Saved entries >>
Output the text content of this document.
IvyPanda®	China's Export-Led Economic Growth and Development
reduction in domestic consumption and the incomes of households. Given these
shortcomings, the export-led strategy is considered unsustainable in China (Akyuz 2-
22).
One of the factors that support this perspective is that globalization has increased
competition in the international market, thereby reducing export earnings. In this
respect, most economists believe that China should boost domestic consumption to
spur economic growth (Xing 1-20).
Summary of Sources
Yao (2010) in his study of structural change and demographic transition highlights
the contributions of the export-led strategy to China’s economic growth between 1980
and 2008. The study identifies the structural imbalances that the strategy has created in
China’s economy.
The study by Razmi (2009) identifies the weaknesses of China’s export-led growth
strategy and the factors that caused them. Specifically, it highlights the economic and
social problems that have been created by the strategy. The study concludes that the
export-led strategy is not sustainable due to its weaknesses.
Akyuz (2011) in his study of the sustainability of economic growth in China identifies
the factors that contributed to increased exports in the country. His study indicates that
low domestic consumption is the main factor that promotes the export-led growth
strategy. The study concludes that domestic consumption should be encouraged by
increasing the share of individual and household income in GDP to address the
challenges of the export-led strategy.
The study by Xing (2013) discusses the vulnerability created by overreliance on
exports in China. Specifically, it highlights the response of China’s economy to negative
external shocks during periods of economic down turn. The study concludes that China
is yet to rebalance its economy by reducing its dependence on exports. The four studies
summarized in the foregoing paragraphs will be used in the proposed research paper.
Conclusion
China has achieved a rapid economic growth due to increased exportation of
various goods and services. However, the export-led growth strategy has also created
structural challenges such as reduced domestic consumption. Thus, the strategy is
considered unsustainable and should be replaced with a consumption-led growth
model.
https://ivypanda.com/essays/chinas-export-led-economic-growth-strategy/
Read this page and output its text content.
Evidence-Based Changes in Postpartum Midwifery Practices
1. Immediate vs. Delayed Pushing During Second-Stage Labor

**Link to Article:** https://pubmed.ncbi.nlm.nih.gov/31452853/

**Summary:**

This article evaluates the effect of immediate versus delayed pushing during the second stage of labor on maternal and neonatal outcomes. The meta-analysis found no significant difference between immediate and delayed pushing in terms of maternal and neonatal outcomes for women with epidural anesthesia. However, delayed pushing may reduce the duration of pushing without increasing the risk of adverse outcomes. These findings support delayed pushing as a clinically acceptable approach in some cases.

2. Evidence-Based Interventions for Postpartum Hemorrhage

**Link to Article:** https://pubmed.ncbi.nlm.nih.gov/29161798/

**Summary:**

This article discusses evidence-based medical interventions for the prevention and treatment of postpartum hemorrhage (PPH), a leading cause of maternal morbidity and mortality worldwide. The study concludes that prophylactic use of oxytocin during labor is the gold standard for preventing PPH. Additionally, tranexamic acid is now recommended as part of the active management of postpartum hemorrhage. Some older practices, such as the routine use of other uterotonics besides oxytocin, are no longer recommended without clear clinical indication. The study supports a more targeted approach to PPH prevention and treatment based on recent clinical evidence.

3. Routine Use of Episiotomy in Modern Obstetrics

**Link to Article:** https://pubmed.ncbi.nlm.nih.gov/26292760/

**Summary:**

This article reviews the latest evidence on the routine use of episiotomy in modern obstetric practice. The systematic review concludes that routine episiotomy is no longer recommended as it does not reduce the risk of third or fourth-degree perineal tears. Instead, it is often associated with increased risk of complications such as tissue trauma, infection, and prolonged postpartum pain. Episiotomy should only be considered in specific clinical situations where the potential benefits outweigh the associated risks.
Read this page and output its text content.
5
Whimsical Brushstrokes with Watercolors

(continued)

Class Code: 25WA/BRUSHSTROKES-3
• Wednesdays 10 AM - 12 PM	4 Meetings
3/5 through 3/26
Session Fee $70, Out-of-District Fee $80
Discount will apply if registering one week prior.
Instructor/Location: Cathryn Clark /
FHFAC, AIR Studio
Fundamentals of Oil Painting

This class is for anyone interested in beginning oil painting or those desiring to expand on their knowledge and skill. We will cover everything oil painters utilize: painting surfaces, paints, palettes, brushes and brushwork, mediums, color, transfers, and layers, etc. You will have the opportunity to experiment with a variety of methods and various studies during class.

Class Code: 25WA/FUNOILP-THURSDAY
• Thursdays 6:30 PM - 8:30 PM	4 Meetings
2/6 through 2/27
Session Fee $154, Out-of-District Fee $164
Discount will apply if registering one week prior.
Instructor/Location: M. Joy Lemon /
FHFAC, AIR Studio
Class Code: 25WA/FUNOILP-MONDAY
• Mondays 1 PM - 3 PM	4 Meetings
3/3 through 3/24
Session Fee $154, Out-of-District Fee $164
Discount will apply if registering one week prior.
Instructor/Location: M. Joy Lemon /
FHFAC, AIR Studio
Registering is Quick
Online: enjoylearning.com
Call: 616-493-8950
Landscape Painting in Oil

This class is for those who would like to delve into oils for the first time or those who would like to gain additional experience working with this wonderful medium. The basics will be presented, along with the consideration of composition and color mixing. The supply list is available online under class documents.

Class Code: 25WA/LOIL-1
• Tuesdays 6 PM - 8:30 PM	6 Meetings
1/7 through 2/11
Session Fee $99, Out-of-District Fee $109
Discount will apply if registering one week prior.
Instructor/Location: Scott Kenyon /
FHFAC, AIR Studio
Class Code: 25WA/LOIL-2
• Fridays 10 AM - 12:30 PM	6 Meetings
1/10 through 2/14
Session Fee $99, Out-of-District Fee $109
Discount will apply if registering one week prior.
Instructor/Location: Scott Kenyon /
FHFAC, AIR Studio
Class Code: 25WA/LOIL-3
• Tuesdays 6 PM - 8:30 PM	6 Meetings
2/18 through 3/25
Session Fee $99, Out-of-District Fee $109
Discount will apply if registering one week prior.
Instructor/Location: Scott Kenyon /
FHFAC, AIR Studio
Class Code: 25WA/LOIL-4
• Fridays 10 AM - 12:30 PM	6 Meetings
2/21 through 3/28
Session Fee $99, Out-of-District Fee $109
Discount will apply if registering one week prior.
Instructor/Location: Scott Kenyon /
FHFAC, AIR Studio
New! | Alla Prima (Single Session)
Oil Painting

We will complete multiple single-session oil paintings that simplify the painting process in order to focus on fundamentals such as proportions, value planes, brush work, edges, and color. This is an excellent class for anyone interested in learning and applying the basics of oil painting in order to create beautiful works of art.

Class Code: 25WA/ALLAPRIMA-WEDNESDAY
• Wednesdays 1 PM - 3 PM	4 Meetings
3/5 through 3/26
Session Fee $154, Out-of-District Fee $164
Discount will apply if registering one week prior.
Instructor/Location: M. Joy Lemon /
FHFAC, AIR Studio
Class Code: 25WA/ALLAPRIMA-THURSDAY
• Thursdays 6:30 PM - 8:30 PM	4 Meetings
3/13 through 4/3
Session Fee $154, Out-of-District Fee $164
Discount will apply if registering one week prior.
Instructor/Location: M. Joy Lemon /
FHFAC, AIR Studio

The exercise >> Copy whichever lines in the listing above contain the word "ncbi".

Result for this task >>
**Link to Article:** https://pubmed.ncbi.nlm.nih.gov/31452853/
**Link to Article:** https://pubmed.ncbi.nlm.nih.gov/29161798/
**Link to Article:** https://pubmed.ncbi.nlm.nih.gov/26292760/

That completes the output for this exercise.